Work to be completed => Transcribe the listing exactly, leaving out every picture.

☆ ☆ ☆ ☆ ☆

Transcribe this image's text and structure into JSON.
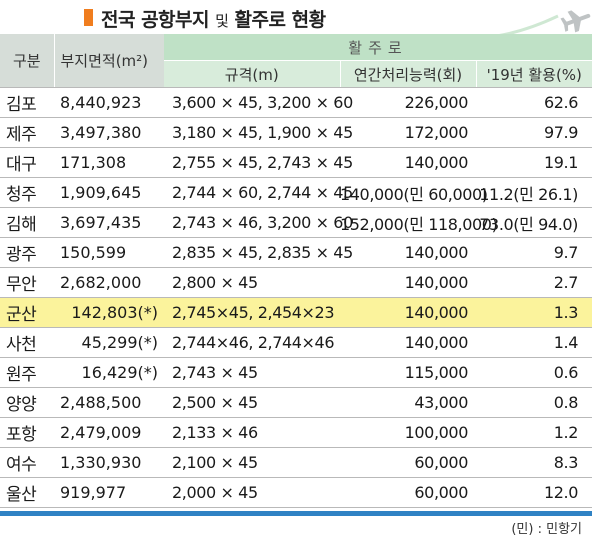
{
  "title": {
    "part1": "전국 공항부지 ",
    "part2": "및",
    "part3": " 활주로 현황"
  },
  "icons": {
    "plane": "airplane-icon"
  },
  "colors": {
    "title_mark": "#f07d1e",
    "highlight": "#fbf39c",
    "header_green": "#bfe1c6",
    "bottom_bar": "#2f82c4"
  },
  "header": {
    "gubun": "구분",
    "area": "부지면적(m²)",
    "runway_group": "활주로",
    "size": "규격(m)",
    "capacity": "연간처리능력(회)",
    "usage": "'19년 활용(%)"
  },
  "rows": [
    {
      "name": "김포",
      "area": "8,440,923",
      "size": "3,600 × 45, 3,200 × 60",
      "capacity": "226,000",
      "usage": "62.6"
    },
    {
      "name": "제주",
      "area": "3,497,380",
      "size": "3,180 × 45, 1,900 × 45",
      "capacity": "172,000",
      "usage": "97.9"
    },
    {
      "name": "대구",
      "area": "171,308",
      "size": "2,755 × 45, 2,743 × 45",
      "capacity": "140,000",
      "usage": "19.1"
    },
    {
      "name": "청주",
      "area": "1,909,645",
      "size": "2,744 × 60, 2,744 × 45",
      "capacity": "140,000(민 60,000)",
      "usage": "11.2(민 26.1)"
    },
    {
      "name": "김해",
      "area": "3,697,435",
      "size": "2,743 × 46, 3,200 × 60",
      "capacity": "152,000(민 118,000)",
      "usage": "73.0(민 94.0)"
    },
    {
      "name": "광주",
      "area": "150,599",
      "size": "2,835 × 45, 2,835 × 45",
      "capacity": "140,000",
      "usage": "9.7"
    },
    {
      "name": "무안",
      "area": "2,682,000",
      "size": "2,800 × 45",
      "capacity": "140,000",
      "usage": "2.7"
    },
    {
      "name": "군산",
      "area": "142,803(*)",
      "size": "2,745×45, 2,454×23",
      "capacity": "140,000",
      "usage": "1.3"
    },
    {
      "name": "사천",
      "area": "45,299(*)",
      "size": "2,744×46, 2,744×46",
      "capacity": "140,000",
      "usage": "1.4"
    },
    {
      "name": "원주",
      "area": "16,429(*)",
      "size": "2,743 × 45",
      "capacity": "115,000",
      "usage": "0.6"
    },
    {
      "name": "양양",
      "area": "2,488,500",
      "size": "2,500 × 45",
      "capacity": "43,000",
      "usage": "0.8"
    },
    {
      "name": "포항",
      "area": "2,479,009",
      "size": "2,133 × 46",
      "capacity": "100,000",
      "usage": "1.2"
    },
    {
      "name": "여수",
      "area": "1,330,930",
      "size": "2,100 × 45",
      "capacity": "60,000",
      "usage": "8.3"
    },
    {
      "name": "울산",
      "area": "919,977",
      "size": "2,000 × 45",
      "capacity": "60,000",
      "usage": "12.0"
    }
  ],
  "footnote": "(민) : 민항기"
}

☆ ☆ ☆ ☆ ☆

Exercise answer =>
Transcribe this image's text and structure into JSON.
{
  "title": {
    "part1": "전국 공항부지 ",
    "part2": "및",
    "part3": " 활주로 현황"
  },
  "icons": {
    "plane": "airplane-icon"
  },
  "colors": {
    "title_mark": "#f07d1e",
    "highlight": "#fbf39c",
    "header_green": "#bfe1c6",
    "bottom_bar": "#2f82c4"
  },
  "header": {
    "gubun": "구분",
    "area": "부지면적(m²)",
    "runway_group": "활주로",
    "size": "규격(m)",
    "capacity": "연간처리능력(회)",
    "usage": "'19년 활용(%)"
  },
  "rows": [
    {
      "name": "김포",
      "area": "8,440,923",
      "size": "3,600 × 45, 3,200 × 60",
      "capacity": "226,000",
      "usage": "62.6"
    },
    {
      "name": "제주",
      "area": "3,497,380",
      "size": "3,180 × 45, 1,900 × 45",
      "capacity": "172,000",
      "usage": "97.9"
    },
    {
      "name": "대구",
      "area": "171,308",
      "size": "2,755 × 45, 2,743 × 45",
      "capacity": "140,000",
      "usage": "19.1"
    },
    {
      "name": "청주",
      "area": "1,909,645",
      "size": "2,744 × 60, 2,744 × 45",
      "capacity": "140,000(민 60,000)",
      "usage": "11.2(민 26.1)"
    },
    {
      "name": "김해",
      "area": "3,697,435",
      "size": "2,743 × 46, 3,200 × 60",
      "capacity": "152,000(민 118,000)",
      "usage": "73.0(민 94.0)"
    },
    {
      "name": "광주",
      "area": "150,599",
      "size": "2,835 × 45, 2,835 × 45",
      "capacity": "140,000",
      "usage": "9.7"
    },
    {
      "name": "무안",
      "area": "2,682,000",
      "size": "2,800 × 45",
      "capacity": "140,000",
      "usage": "2.7"
    },
    {
      "name": "군산",
      "area": "142,803(*)",
      "size": "2,745×45, 2,454×23",
      "capacity": "140,000",
      "usage": "1.3"
    },
    {
      "name": "사천",
      "area": "45,299(*)",
      "size": "2,744×46, 2,744×46",
      "capacity": "140,000",
      "usage": "1.4"
    },
    {
      "name": "원주",
      "area": "16,429(*)",
      "size": "2,743 × 45",
      "capacity": "115,000",
      "usage": "0.6"
    },
    {
      "name": "양양",
      "area": "2,488,500",
      "size": "2,500 × 45",
      "capacity": "43,000",
      "usage": "0.8"
    },
    {
      "name": "포항",
      "area": "2,479,009",
      "size": "2,133 × 46",
      "capacity": "100,000",
      "usage": "1.2"
    },
    {
      "name": "여수",
      "area": "1,330,930",
      "size": "2,100 × 45",
      "capacity": "60,000",
      "usage": "8.3"
    },
    {
      "name": "울산",
      "area": "919,977",
      "size": "2,000 × 45",
      "capacity": "60,000",
      "usage": "12.0"
    }
  ],
  "footnote": "(민) : 민항기"
}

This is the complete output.